* Start Information shown *

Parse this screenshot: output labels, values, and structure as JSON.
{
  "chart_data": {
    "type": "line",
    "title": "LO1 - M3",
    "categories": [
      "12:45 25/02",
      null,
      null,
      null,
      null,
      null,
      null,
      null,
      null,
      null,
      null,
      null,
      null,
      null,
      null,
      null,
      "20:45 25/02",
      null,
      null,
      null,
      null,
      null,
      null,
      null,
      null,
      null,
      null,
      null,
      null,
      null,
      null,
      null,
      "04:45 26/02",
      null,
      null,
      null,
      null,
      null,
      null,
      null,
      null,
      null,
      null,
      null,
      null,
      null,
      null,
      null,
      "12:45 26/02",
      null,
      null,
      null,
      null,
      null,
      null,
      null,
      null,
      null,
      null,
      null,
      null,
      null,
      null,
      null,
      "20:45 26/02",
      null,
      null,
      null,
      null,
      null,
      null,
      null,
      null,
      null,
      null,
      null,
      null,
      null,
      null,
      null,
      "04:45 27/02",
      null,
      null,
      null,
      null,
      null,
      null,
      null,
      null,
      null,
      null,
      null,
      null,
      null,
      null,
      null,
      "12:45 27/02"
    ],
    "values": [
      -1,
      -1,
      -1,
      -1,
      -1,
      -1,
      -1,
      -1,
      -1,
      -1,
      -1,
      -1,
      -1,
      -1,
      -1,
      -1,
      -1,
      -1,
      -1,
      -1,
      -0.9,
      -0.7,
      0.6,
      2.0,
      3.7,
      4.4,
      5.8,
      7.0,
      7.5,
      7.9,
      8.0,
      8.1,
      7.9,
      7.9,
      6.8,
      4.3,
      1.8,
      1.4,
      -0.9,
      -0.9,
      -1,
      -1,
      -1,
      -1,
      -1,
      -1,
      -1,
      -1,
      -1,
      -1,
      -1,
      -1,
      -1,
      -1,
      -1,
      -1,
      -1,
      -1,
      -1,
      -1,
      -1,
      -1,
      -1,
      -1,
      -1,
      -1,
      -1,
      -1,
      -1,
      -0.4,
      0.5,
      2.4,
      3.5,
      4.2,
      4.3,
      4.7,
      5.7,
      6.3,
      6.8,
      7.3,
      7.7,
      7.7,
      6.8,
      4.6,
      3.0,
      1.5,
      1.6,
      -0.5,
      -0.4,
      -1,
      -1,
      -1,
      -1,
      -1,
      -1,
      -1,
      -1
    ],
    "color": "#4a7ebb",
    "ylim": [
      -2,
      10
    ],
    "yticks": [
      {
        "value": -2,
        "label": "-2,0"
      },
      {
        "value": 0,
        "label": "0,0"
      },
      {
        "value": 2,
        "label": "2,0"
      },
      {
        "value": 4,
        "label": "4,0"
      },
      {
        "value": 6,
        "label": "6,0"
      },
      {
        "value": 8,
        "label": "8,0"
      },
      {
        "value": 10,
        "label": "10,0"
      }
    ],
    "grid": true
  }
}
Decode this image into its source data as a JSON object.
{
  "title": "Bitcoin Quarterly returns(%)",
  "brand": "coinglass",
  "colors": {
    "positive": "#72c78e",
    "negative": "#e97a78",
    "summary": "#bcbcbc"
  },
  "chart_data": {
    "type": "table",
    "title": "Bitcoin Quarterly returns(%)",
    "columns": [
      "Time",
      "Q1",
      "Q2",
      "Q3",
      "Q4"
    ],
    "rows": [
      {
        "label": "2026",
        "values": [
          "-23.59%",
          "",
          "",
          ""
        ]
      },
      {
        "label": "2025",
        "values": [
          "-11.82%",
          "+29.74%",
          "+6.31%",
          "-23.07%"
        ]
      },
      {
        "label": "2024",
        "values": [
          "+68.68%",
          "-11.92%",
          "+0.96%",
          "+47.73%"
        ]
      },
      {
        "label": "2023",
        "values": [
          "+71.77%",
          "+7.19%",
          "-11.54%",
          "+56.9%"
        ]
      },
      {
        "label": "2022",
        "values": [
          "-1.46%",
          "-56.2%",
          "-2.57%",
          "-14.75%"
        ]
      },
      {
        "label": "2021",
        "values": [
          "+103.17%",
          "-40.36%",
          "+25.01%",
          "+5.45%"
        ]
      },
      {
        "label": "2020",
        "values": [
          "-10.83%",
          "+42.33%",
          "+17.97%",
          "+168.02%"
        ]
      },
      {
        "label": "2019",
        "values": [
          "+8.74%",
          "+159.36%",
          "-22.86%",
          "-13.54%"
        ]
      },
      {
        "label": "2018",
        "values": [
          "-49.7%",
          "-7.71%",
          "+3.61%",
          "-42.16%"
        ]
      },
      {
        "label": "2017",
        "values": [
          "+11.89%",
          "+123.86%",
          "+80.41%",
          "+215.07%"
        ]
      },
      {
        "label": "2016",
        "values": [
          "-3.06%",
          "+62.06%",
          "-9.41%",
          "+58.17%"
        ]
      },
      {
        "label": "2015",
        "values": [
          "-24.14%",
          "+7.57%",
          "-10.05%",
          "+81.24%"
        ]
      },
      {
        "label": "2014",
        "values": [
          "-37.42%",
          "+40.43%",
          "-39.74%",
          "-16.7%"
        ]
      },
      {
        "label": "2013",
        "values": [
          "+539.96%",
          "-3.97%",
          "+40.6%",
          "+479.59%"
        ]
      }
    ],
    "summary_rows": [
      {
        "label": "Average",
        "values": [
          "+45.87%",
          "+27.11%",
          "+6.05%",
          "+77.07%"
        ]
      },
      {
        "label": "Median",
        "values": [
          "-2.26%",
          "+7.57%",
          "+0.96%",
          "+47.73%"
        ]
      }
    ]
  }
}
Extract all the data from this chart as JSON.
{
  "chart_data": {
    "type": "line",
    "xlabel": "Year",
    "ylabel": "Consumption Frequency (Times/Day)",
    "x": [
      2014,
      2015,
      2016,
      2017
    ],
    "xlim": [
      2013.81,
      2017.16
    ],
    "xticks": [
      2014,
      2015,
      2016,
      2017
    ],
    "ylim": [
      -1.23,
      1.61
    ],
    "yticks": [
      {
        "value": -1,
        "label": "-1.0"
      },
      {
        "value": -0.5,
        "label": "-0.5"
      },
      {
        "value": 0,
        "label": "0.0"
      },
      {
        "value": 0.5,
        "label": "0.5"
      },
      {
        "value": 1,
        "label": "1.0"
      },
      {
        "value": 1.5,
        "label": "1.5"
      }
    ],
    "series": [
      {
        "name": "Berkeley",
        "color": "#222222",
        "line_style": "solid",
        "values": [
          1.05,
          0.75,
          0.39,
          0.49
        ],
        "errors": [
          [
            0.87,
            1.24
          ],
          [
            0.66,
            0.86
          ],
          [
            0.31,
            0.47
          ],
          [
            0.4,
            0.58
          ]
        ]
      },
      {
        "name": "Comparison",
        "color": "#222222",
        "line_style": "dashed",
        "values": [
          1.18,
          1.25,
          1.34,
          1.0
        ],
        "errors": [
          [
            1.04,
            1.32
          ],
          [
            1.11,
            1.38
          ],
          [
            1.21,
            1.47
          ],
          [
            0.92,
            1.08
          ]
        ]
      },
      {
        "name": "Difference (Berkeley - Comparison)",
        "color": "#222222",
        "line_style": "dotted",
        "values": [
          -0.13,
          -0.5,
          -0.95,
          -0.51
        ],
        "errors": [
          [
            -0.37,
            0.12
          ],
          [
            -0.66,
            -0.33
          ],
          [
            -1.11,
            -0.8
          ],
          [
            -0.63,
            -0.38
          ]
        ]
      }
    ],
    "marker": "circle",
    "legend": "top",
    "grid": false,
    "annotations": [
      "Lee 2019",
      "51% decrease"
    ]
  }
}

* End Information shown *

_Stated task_
Copy each line above containing the string "Comparison".

_Answer for this exercise_
        "name": "Comparison",
        "name": "Difference (Berkeley - Comparison)",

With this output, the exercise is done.